- _TASK REQUIREMENTS_
Copy out each line that includes the word "type".

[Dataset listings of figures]

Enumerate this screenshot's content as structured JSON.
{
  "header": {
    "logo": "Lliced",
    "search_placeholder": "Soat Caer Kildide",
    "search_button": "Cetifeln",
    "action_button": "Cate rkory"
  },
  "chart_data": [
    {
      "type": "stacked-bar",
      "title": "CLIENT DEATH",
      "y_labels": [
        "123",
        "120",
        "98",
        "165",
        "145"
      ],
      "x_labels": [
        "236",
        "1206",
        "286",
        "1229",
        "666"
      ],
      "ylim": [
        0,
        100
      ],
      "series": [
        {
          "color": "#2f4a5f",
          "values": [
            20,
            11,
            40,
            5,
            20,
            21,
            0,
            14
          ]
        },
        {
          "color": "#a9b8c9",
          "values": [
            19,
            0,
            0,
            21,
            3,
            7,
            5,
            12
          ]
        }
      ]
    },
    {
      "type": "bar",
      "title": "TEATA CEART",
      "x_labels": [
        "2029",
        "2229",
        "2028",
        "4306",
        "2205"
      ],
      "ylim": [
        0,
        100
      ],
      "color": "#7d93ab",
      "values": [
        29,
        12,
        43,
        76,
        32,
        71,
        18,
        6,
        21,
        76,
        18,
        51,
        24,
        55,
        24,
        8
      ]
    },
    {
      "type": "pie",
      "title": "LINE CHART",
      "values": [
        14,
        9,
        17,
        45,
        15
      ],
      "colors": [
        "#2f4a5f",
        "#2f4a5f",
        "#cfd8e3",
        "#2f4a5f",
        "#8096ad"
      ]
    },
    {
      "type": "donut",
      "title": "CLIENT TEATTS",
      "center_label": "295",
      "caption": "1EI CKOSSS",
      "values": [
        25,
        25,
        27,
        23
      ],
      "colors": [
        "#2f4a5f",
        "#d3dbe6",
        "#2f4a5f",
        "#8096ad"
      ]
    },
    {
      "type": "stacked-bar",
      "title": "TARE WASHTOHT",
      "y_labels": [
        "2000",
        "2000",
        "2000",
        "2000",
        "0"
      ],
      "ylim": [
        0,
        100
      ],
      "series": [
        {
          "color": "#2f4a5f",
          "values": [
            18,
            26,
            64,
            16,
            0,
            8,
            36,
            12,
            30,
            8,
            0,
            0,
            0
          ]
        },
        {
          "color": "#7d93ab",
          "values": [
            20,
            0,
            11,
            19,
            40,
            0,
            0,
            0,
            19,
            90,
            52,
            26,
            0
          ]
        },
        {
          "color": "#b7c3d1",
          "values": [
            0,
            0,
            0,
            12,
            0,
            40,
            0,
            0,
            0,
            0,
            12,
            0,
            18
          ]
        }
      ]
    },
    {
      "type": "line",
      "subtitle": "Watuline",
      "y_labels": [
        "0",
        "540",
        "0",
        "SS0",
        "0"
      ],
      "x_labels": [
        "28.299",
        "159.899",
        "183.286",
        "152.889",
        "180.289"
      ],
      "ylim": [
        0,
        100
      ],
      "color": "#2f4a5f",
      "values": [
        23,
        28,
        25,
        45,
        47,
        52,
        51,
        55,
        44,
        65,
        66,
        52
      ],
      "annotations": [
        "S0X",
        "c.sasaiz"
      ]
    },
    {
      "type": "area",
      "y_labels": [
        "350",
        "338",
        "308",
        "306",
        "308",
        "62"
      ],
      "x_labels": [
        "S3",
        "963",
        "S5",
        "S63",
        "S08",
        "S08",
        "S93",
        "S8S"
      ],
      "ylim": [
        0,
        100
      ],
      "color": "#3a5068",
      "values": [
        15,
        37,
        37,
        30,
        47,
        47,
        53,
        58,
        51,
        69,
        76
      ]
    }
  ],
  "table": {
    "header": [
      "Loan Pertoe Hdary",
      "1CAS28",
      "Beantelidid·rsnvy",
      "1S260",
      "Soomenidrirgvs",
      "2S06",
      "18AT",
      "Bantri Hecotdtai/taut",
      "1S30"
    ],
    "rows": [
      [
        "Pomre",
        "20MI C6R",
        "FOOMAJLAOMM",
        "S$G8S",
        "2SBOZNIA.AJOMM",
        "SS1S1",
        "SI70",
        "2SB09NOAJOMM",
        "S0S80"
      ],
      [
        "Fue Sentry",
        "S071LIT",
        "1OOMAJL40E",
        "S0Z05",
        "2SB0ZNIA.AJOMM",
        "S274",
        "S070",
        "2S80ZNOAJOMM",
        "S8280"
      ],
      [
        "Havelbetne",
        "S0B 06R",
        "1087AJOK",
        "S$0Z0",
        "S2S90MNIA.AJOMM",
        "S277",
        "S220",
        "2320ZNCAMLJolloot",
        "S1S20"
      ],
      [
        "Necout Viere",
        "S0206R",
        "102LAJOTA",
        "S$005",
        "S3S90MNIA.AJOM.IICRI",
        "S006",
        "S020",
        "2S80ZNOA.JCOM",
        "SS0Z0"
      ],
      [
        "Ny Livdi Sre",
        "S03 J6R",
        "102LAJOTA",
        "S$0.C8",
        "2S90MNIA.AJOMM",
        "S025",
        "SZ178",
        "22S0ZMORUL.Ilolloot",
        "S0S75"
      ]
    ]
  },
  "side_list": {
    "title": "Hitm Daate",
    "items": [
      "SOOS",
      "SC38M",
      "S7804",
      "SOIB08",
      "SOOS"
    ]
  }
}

- _RESULT_
      "type": "stacked-bar",
      "type": "bar",
      "type": "pie",
      "type": "donut",
      "type": "stacked-bar",
      "type": "line",
      "type": "area",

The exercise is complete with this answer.